• **Selected excerpt**:
■ ■ ■ ■
Dean Mitchell’s Affirmation and Projection of Black Identity

BY OLIVER ENWONWU

Dean Mitchell is highly regarded as one of America’s greatest watercolourists. His reputation hinges largely on his superb craftsmanship, the emotional depth of his work, his avoidance of facile sentimentality, and an accomplished sense of formal design. Proficient in a wide range of media, including egg tempera, oil, and pastel, Mitchell engages with Black identity by drawing his subjects mainly from African-American culture.

Read more: https://www.omenkaonline.com/dean-mitchells-affirmation-projection-black-identity/

Dean Mitchell's Affirmation and Projection of Black Identity

BY OLIVER ENWONWU
April 09, 2019
in ARTINTERVIEW
1 Comment 

In this sixth part of our continuing series on artists in the diaspora who promote Black identity and pride through their work, we present American painter Dean Mitchell. Other artists presented in this series include Portuguese painter and designer Mario Henrique and Canadian artist Tim Okamura.

Dean Mitchell is highly regarded as one of America’s greatest watercolourists. His reputation hinges largely on his superb craftsmanship, the emotional depth of his work, his avoidance of facile sentimentality, and an accomplished sense of formal design. Proficient in a wide range of media, including egg tempera, oil, and pastel, Mitchell engages with Black identity by drawing his subjects mainly from African-American culture.
■ ■ ■ ■
• **Listing**:
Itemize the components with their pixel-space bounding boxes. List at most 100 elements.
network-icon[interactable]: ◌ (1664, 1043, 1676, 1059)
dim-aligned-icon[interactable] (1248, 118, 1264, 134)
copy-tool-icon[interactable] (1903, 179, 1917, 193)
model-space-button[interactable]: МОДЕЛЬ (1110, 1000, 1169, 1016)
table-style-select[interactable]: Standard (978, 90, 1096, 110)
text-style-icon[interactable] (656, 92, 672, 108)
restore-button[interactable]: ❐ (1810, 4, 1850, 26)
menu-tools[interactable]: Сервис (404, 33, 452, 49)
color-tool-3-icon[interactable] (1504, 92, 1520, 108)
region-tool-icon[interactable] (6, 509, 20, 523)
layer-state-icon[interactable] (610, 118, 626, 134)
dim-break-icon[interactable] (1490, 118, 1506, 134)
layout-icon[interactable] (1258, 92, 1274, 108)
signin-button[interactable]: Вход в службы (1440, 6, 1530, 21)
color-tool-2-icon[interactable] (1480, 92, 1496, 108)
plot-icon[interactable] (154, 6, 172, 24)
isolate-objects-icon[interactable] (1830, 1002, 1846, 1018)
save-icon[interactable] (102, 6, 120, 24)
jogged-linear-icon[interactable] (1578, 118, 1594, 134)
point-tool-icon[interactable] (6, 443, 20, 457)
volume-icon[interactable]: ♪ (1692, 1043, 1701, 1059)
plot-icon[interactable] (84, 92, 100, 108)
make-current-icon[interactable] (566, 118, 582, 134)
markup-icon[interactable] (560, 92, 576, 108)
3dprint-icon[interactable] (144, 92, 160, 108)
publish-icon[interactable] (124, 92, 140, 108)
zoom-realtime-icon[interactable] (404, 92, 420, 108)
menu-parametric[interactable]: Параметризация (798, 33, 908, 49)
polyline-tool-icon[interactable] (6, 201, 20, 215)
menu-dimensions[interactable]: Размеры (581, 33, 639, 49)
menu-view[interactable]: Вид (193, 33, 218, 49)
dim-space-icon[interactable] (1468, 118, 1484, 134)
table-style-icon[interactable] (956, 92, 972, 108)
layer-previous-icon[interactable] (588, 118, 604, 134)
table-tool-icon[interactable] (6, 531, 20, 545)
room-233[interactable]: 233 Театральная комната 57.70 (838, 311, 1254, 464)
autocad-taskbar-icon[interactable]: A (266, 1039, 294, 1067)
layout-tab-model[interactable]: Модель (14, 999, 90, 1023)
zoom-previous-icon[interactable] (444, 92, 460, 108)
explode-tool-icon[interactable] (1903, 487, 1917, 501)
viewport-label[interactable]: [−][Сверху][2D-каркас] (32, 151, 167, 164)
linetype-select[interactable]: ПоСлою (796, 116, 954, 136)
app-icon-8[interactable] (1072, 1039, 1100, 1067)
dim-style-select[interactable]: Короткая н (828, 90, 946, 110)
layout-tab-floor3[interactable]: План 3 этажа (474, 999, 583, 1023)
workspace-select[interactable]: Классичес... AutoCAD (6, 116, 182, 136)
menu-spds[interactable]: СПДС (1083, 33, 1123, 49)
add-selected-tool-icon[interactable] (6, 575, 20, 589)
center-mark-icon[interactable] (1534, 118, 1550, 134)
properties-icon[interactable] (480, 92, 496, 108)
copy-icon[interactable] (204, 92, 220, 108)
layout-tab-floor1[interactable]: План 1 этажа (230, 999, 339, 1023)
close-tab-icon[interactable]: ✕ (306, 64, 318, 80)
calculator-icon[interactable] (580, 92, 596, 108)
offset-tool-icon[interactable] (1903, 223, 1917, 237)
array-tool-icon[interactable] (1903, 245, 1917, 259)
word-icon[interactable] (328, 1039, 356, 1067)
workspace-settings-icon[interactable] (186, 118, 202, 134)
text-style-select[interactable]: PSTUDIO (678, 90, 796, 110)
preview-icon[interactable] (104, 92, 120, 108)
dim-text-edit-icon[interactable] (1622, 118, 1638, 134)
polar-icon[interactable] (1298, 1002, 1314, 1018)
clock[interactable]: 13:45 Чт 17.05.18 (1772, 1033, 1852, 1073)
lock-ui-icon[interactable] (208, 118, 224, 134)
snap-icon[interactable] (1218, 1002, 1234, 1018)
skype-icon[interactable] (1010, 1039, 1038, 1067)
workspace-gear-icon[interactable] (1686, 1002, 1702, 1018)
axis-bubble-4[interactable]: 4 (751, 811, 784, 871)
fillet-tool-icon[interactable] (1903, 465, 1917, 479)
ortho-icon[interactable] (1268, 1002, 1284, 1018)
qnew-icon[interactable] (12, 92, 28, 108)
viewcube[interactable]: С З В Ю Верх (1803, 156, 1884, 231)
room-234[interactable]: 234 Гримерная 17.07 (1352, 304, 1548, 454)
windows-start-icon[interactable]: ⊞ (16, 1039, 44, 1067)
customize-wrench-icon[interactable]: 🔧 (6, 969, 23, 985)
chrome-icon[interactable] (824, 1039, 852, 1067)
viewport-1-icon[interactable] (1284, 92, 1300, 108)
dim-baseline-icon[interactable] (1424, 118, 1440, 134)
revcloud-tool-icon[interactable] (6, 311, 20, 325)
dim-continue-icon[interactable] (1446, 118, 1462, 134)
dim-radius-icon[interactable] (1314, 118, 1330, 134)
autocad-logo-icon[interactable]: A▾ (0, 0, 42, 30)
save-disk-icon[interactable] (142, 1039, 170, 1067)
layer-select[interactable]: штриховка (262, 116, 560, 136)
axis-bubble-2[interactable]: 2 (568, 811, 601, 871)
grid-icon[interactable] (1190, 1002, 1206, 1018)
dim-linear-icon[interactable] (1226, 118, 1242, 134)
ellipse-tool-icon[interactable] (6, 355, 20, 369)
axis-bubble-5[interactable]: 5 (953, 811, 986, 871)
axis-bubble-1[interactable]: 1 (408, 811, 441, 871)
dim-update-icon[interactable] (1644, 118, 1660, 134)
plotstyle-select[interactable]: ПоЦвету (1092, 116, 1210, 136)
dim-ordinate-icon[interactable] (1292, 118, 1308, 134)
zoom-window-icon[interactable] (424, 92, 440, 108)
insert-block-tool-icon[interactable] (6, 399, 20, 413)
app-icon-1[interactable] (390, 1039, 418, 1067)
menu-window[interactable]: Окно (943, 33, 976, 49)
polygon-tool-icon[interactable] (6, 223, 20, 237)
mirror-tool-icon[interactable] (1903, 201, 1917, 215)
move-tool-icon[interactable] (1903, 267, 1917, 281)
■ ■ ■ ■
• **Written request**:
Answer these about the Dean Mitchell article:
1. Which part of the series on diaspora artists does it say this is?
2. Which two other artists in the series does it name?
3. Which three media does it list as examples of Mitchell's range?

• **Answer below**:
1. The sixth part.
2. Portuguese painter and designer Mario Henrique and Canadian artist Tim Okamura.
3. Egg tempera, oil, and pastel.